**TASK STATEMENT**
Restate the records that follow word for word; no pictures should appear.

===== INPUT RECORDS =====

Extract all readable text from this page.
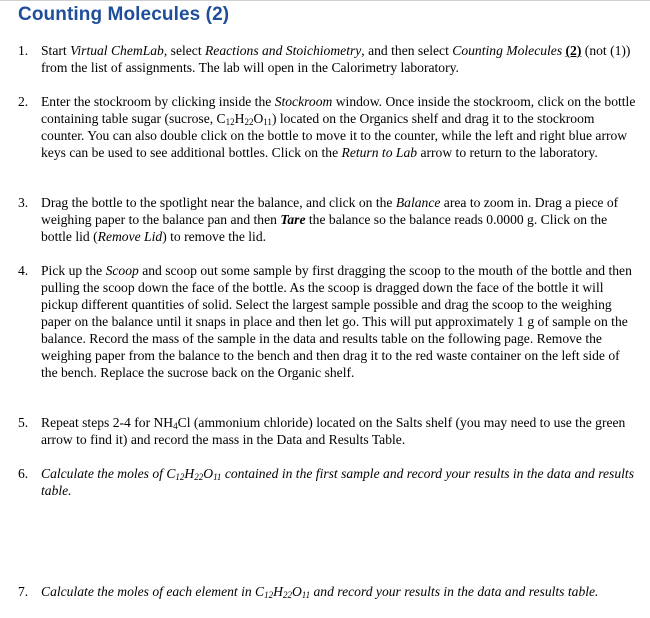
Counting Molecules (2)
1. Start Virtual ChemLab, select Reactions and Stoichiometry, and then select Counting Molecules (2) (not (1)) from the list of assignments. The lab will open in the Calorimetry laboratory.
2. Enter the stockroom by clicking inside the Stockroom window. Once inside the stockroom, click on the bottle containing table sugar (sucrose, $C_{12}H_{22}O_{11}$) located on the Organics shelf and drag it to the stockroom counter. You can also double click on the bottle to move it to the counter, while the left and right blue arrow keys can be used to see additional bottles. Click on the Return to Lab arrow to return to the laboratory.
3. Drag the bottle to the spotlight near the balance, and click on the Balance area to zoom in. Drag a piece of weighing paper to the balance pan and then Tare the balance so the balance reads 0.0000 g. Click on the bottle lid (Remove Lid) to remove the lid.
4. Pick up the Scoop and scoop out some sample by first dragging the scoop to the mouth of the bottle and then pulling the scoop down the face of the bottle. As the scoop is dragged down the face of the bottle it will pickup different quantities of solid. Select the largest sample possible and drag the scoop to the weighing paper on the balance until it snaps in place and then let go. This will put approximately 1 g of sample on the balance. Record the mass of the sample in the data and results table on the following page. Remove the weighing paper from the balance to the bench and then drag it to the red waste container on the left side of the bench. Replace the sucrose back on the Organic shelf.
5. Repeat steps 2-4 for $NH_4Cl$ (ammonium chloride) located on the Salts shelf (you may need to use the green arrow to find it) and record the mass in the Data and Results Table.
6. Calculate the moles of $C_{12}H_{22}O_{11}$ contained in the first sample and record your results in the data and results table.
7. Calculate the moles of each element in $C_{12}H_{22}O_{11}$ and record your results in the data and results table.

=====

**THE ANSWER**
Extract all readable text from this page.
Counting Molecules (2)
1. Start Virtual ChemLab, select Reactions and Stoichiometry, and then select Counting Molecules (2) (not (1)) from the list of assignments. The lab will open in the Calorimetry laboratory.
2. Enter the stockroom by clicking inside the Stockroom window. Once inside the stockroom, click on the bottle containing table sugar (sucrose, $C_{12}H_{22}O_{11}$) located on the Organics shelf and drag it to the stockroom counter. You can also double click on the bottle to move it to the counter, while the left and right blue arrow keys can be used to see additional bottles. Click on the Return to Lab arrow to return to the laboratory.
3. Drag the bottle to the spotlight near the balance, and click on the Balance area to zoom in. Drag a piece of weighing paper to the balance pan and then Tare the balance so the balance reads 0.0000 g. Click on the bottle lid (Remove Lid) to remove the lid.
4. Pick up the Scoop and scoop out some sample by first dragging the scoop to the mouth of the bottle and then pulling the scoop down the face of the bottle. As the scoop is dragged down the face of the bottle it will pickup different quantities of solid. Select the largest sample possible and drag the scoop to the weighing paper on the balance until it snaps in place and then let go. This will put approximately 1 g of sample on the balance. Record the mass of the sample in the data and results table on the following page. Remove the weighing paper from the balance to the bench and then drag it to the red waste container on the left side of the bench. Replace the sucrose back on the Organic shelf.
5. Repeat steps 2-4 for $NH_4Cl$ (ammonium chloride) located on the Salts shelf (you may need to use the green arrow to find it) and record the mass in the Data and Results Table.
6. Calculate the moles of $C_{12}H_{22}O_{11}$ contained in the first sample and record your results in the data and results table.
7. Calculate the moles of each element in $C_{12}H_{22}O_{11}$ and record your results in the data and results table.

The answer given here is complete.